■ **What to work on**: Output each line exactly as it appears, skipping any embedded picture.

■ **Records for the task**:
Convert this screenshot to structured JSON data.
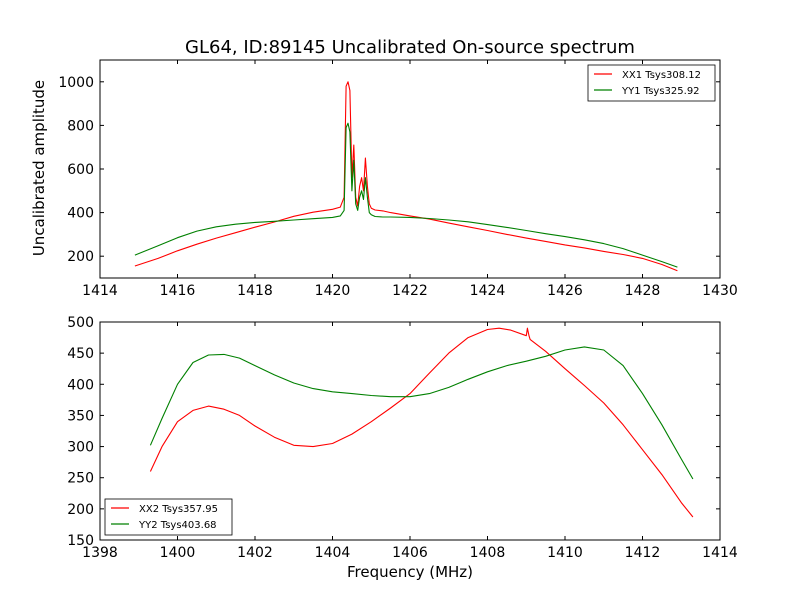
{
  "chart_data": [
    {
      "type": "line",
      "title": "GL64, ID:89145 Uncalibrated On-source spectrum",
      "xlabel": "",
      "ylabel": "Uncalibrated amplitude",
      "xlim": [
        1414,
        1430
      ],
      "ylim": [
        100,
        1100
      ],
      "xticks": [
        1414,
        1416,
        1418,
        1420,
        1422,
        1424,
        1426,
        1428,
        1430
      ],
      "yticks": [
        200,
        400,
        600,
        800,
        1000
      ],
      "grid": false,
      "legend_position": "top-right",
      "series": [
        {
          "name": "XX1 Tsys308.12",
          "color": "#ff0000",
          "x": [
            1414.9,
            1415.5,
            1416,
            1416.5,
            1417,
            1417.5,
            1418,
            1418.5,
            1419,
            1419.5,
            1420,
            1420.2,
            1420.3,
            1420.35,
            1420.4,
            1420.45,
            1420.5,
            1420.55,
            1420.6,
            1420.65,
            1420.7,
            1420.75,
            1420.8,
            1420.85,
            1420.9,
            1420.95,
            1421.0,
            1421.1,
            1421.3,
            1421.5,
            1422,
            1422.5,
            1423,
            1423.5,
            1424,
            1424.5,
            1425,
            1425.5,
            1426,
            1426.5,
            1427,
            1427.5,
            1428,
            1428.5,
            1428.9
          ],
          "y": [
            155,
            190,
            225,
            255,
            283,
            308,
            333,
            357,
            383,
            402,
            415,
            425,
            470,
            980,
            1000,
            960,
            560,
            710,
            470,
            430,
            520,
            560,
            500,
            650,
            520,
            440,
            420,
            412,
            408,
            400,
            385,
            370,
            352,
            335,
            318,
            300,
            283,
            268,
            252,
            238,
            222,
            208,
            190,
            162,
            133
          ]
        },
        {
          "name": "YY1 Tsys325.92",
          "color": "#008000",
          "x": [
            1414.9,
            1415.5,
            1416,
            1416.5,
            1417,
            1417.5,
            1418,
            1418.5,
            1419,
            1419.5,
            1420,
            1420.2,
            1420.3,
            1420.35,
            1420.4,
            1420.45,
            1420.5,
            1420.55,
            1420.6,
            1420.65,
            1420.7,
            1420.75,
            1420.8,
            1420.85,
            1420.9,
            1420.95,
            1421.0,
            1421.1,
            1421.3,
            1421.5,
            1422,
            1422.5,
            1423,
            1423.5,
            1424,
            1424.5,
            1425,
            1425.5,
            1426,
            1426.5,
            1427,
            1427.5,
            1428,
            1428.5,
            1428.9
          ],
          "y": [
            205,
            248,
            285,
            315,
            335,
            347,
            355,
            360,
            366,
            372,
            378,
            385,
            410,
            790,
            810,
            770,
            500,
            640,
            440,
            410,
            470,
            500,
            460,
            560,
            470,
            400,
            390,
            382,
            380,
            380,
            378,
            373,
            366,
            358,
            345,
            332,
            318,
            303,
            290,
            275,
            258,
            235,
            205,
            175,
            150
          ]
        }
      ]
    },
    {
      "type": "line",
      "title": "",
      "xlabel": "Frequency (MHz)",
      "ylabel": "",
      "xlim": [
        1398,
        1414
      ],
      "ylim": [
        150,
        500
      ],
      "xticks": [
        1398,
        1400,
        1402,
        1404,
        1406,
        1408,
        1410,
        1412,
        1414
      ],
      "yticks": [
        150,
        200,
        250,
        300,
        350,
        400,
        450,
        500
      ],
      "grid": false,
      "legend_position": "bottom-left",
      "series": [
        {
          "name": "XX2 Tsys357.95",
          "color": "#ff0000",
          "x": [
            1399.3,
            1399.6,
            1400,
            1400.4,
            1400.8,
            1401.2,
            1401.6,
            1402,
            1402.5,
            1403,
            1403.5,
            1404,
            1404.5,
            1405,
            1405.5,
            1406,
            1406.5,
            1407,
            1407.5,
            1408,
            1408.3,
            1408.6,
            1409,
            1409.03,
            1409.07,
            1409.1,
            1409.5,
            1410,
            1410.5,
            1411,
            1411.5,
            1412,
            1412.5,
            1413,
            1413.3
          ],
          "y": [
            260,
            300,
            340,
            358,
            365,
            360,
            350,
            333,
            315,
            302,
            300,
            305,
            320,
            340,
            362,
            385,
            418,
            450,
            475,
            488,
            490,
            487,
            478,
            490,
            478,
            472,
            453,
            425,
            398,
            370,
            335,
            295,
            255,
            210,
            187
          ]
        },
        {
          "name": "YY2 Tsys403.68",
          "color": "#008000",
          "x": [
            1399.3,
            1399.6,
            1400,
            1400.4,
            1400.8,
            1401.2,
            1401.6,
            1402,
            1402.5,
            1403,
            1403.5,
            1404,
            1404.5,
            1405,
            1405.5,
            1406,
            1406.5,
            1407,
            1407.5,
            1408,
            1408.5,
            1409,
            1409.5,
            1410,
            1410.5,
            1411,
            1411.5,
            1412,
            1412.5,
            1413,
            1413.3
          ],
          "y": [
            302,
            345,
            400,
            435,
            447,
            448,
            442,
            430,
            415,
            402,
            393,
            388,
            385,
            382,
            380,
            380,
            385,
            395,
            408,
            420,
            430,
            437,
            445,
            455,
            460,
            455,
            430,
            385,
            335,
            280,
            248
          ]
        }
      ]
    }
  ]
}
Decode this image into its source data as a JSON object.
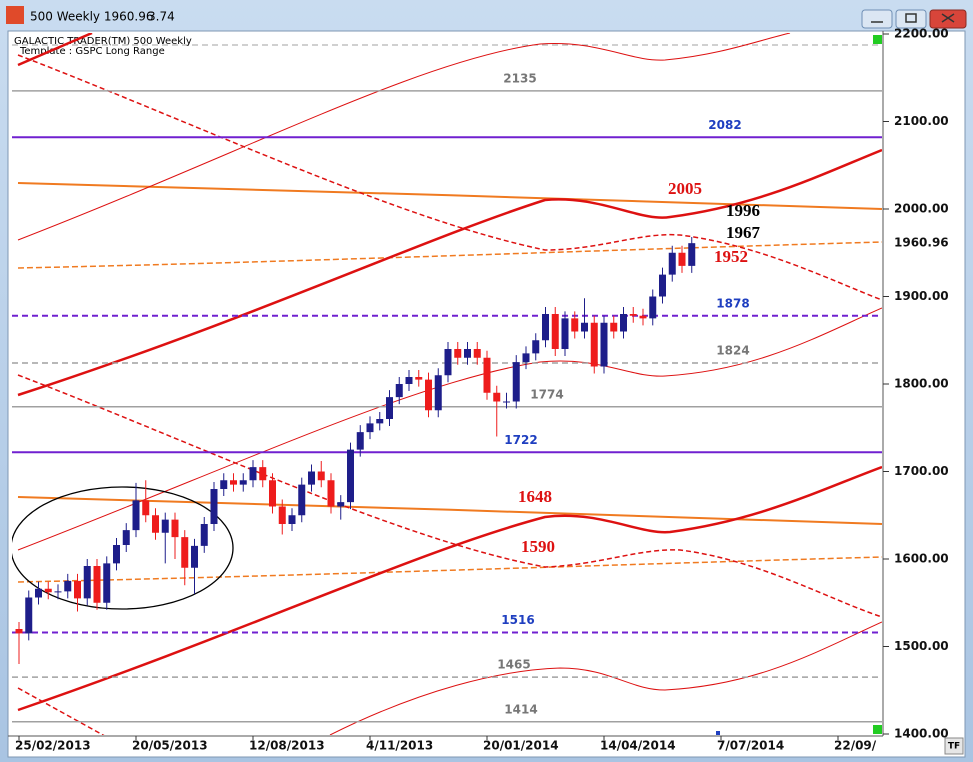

■ **Result for this exercise**:
Convert this screenshot to structured JSON data.
{
  "chart_data": [
    {
      "type": "line",
      "title": "GL64, ID:89145 Uncalibrated On-source spectrum",
      "xlabel": "",
      "ylabel": "Uncalibrated amplitude",
      "xlim": [
        1414,
        1430
      ],
      "ylim": [
        100,
        1100
      ],
      "xticks": [
        1414,
        1416,
        1418,
        1420,
        1422,
        1424,
        1426,
        1428,
        1430
      ],
      "yticks": [
        200,
        400,
        600,
        800,
        1000
      ],
      "grid": false,
      "legend_position": "top-right",
      "series": [
        {
          "name": "XX1 Tsys308.12",
          "color": "#ff0000",
          "x": [
            1414.9,
            1415.5,
            1416,
            1416.5,
            1417,
            1417.5,
            1418,
            1418.5,
            1419,
            1419.5,
            1420,
            1420.2,
            1420.3,
            1420.35,
            1420.4,
            1420.45,
            1420.5,
            1420.55,
            1420.6,
            1420.65,
            1420.7,
            1420.75,
            1420.8,
            1420.85,
            1420.9,
            1420.95,
            1421.0,
            1421.1,
            1421.3,
            1421.5,
            1422,
            1422.5,
            1423,
            1423.5,
            1424,
            1424.5,
            1425,
            1425.5,
            1426,
            1426.5,
            1427,
            1427.5,
            1428,
            1428.5,
            1428.9
          ],
          "y": [
            155,
            190,
            225,
            255,
            283,
            308,
            333,
            357,
            383,
            402,
            415,
            425,
            470,
            980,
            1000,
            960,
            560,
            710,
            470,
            430,
            520,
            560,
            500,
            650,
            520,
            440,
            420,
            412,
            408,
            400,
            385,
            370,
            352,
            335,
            318,
            300,
            283,
            268,
            252,
            238,
            222,
            208,
            190,
            162,
            133
          ]
        },
        {
          "name": "YY1 Tsys325.92",
          "color": "#008000",
          "x": [
            1414.9,
            1415.5,
            1416,
            1416.5,
            1417,
            1417.5,
            1418,
            1418.5,
            1419,
            1419.5,
            1420,
            1420.2,
            1420.3,
            1420.35,
            1420.4,
            1420.45,
            1420.5,
            1420.55,
            1420.6,
            1420.65,
            1420.7,
            1420.75,
            1420.8,
            1420.85,
            1420.9,
            1420.95,
            1421.0,
            1421.1,
            1421.3,
            1421.5,
            1422,
            1422.5,
            1423,
            1423.5,
            1424,
            1424.5,
            1425,
            1425.5,
            1426,
            1426.5,
            1427,
            1427.5,
            1428,
            1428.5,
            1428.9
          ],
          "y": [
            205,
            248,
            285,
            315,
            335,
            347,
            355,
            360,
            366,
            372,
            378,
            385,
            410,
            790,
            810,
            770,
            500,
            640,
            440,
            410,
            470,
            500,
            460,
            560,
            470,
            400,
            390,
            382,
            380,
            380,
            378,
            373,
            366,
            358,
            345,
            332,
            318,
            303,
            290,
            275,
            258,
            235,
            205,
            175,
            150
          ]
        }
      ]
    },
    {
      "type": "line",
      "title": "",
      "xlabel": "Frequency (MHz)",
      "ylabel": "",
      "xlim": [
        1398,
        1414
      ],
      "ylim": [
        150,
        500
      ],
      "xticks": [
        1398,
        1400,
        1402,
        1404,
        1406,
        1408,
        1410,
        1412,
        1414
      ],
      "yticks": [
        150,
        200,
        250,
        300,
        350,
        400,
        450,
        500
      ],
      "grid": false,
      "legend_position": "bottom-left",
      "series": [
        {
          "name": "XX2 Tsys357.95",
          "color": "#ff0000",
          "x": [
            1399.3,
            1399.6,
            1400,
            1400.4,
            1400.8,
            1401.2,
            1401.6,
            1402,
            1402.5,
            1403,
            1403.5,
            1404,
            1404.5,
            1405,
            1405.5,
            1406,
            1406.5,
            1407,
            1407.5,
            1408,
            1408.3,
            1408.6,
            1409,
            1409.03,
            1409.07,
            1409.1,
            1409.5,
            1410,
            1410.5,
            1411,
            1411.5,
            1412,
            1412.5,
            1413,
            1413.3
          ],
          "y": [
            260,
            300,
            340,
            358,
            365,
            360,
            350,
            333,
            315,
            302,
            300,
            305,
            320,
            340,
            362,
            385,
            418,
            450,
            475,
            488,
            490,
            487,
            478,
            490,
            478,
            472,
            453,
            425,
            398,
            370,
            335,
            295,
            255,
            210,
            187
          ]
        },
        {
          "name": "YY2 Tsys403.68",
          "color": "#008000",
          "x": [
            1399.3,
            1399.6,
            1400,
            1400.4,
            1400.8,
            1401.2,
            1401.6,
            1402,
            1402.5,
            1403,
            1403.5,
            1404,
            1404.5,
            1405,
            1405.5,
            1406,
            1406.5,
            1407,
            1407.5,
            1408,
            1408.5,
            1409,
            1409.5,
            1410,
            1410.5,
            1411,
            1411.5,
            1412,
            1412.5,
            1413,
            1413.3
          ],
          "y": [
            302,
            345,
            400,
            435,
            447,
            448,
            442,
            430,
            415,
            402,
            393,
            388,
            385,
            382,
            380,
            380,
            385,
            395,
            408,
            420,
            430,
            437,
            445,
            455,
            460,
            455,
            430,
            385,
            335,
            280,
            248
          ]
        }
      ]
    }
  ]
}
Decode this image into its source data as a JSON object.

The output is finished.